PROBLEM STATEMENT>
The data follows this line. Copy verbatim the line with "What data populates" and each line after it to the end.

(Data records)
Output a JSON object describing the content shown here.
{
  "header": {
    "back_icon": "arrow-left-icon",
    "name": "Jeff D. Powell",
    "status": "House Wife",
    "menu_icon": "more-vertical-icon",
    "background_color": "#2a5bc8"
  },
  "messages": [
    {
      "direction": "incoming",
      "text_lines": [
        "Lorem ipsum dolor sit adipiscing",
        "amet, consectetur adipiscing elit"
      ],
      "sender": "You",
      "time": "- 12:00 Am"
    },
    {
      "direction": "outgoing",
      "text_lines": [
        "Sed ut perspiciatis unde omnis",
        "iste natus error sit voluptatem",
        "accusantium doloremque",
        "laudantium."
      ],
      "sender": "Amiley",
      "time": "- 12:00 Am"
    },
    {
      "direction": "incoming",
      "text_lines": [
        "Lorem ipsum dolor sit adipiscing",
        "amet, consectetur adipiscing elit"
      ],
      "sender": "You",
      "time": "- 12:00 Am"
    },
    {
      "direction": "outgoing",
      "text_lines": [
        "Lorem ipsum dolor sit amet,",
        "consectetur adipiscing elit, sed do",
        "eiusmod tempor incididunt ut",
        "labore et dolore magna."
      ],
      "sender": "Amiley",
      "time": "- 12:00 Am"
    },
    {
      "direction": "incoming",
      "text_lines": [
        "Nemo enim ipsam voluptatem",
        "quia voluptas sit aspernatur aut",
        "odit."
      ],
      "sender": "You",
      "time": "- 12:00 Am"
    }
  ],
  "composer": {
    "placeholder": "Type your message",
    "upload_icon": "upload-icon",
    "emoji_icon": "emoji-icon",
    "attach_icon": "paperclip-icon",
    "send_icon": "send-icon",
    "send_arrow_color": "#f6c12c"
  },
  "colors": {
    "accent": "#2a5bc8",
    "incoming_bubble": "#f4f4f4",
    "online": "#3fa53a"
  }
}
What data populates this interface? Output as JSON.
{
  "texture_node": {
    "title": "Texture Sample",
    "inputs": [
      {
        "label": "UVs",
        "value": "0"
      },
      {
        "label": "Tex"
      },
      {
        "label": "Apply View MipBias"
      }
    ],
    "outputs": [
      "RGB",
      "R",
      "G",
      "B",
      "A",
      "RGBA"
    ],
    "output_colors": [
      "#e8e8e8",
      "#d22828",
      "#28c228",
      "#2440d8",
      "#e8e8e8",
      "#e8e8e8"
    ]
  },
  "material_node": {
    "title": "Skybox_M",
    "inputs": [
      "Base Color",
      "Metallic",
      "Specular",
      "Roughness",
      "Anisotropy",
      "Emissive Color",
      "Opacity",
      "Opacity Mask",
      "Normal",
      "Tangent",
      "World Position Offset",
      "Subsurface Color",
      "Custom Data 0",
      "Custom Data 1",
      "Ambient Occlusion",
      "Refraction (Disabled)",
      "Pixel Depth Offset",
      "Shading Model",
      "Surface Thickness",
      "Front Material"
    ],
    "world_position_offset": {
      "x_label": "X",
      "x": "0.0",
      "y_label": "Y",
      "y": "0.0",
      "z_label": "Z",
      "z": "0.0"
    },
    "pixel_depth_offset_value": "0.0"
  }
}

WORKED ANSWER>
What data populates this interface? Output as JSON.
{
  "texture_node": {
    "title": "Texture Sample",
    "inputs": [
      {
        "label": "UVs",
        "value": "0"
      },
      {
        "label": "Tex"
      },
      {
        "label": "Apply View MipBias"
      }
    ],
    "outputs": [
      "RGB",
      "R",
      "G",
      "B",
      "A",
      "RGBA"
    ],
    "output_colors": [
      "#e8e8e8",
      "#d22828",
      "#28c228",
      "#2440d8",
      "#e8e8e8",
      "#e8e8e8"
    ]
  },
  "material_node": {
    "title": "Skybox_M",
    "inputs": [
      "Base Color",
      "Metallic",
      "Specular",
      "Roughness",
      "Anisotropy",
      "Emissive Color",
      "Opacity",
      "Opacity Mask",
      "Normal",
      "Tangent",
      "World Position Offset",
      "Subsurface Color",
      "Custom Data 0",
      "Custom Data 1",
      "Ambient Occlusion",
      "Refraction (Disabled)",
      "Pixel Depth Offset",
      "Shading Model",
      "Surface Thickness",
      "Front Material"
    ],
    "world_position_offset": {
      "x_label": "X",
      "x": "0.0",
      "y_label": "Y",
      "y": "0.0",
      "z_label": "Z",
      "z": "0.0"
    },
    "pixel_depth_offset_value": "0.0"
  }
}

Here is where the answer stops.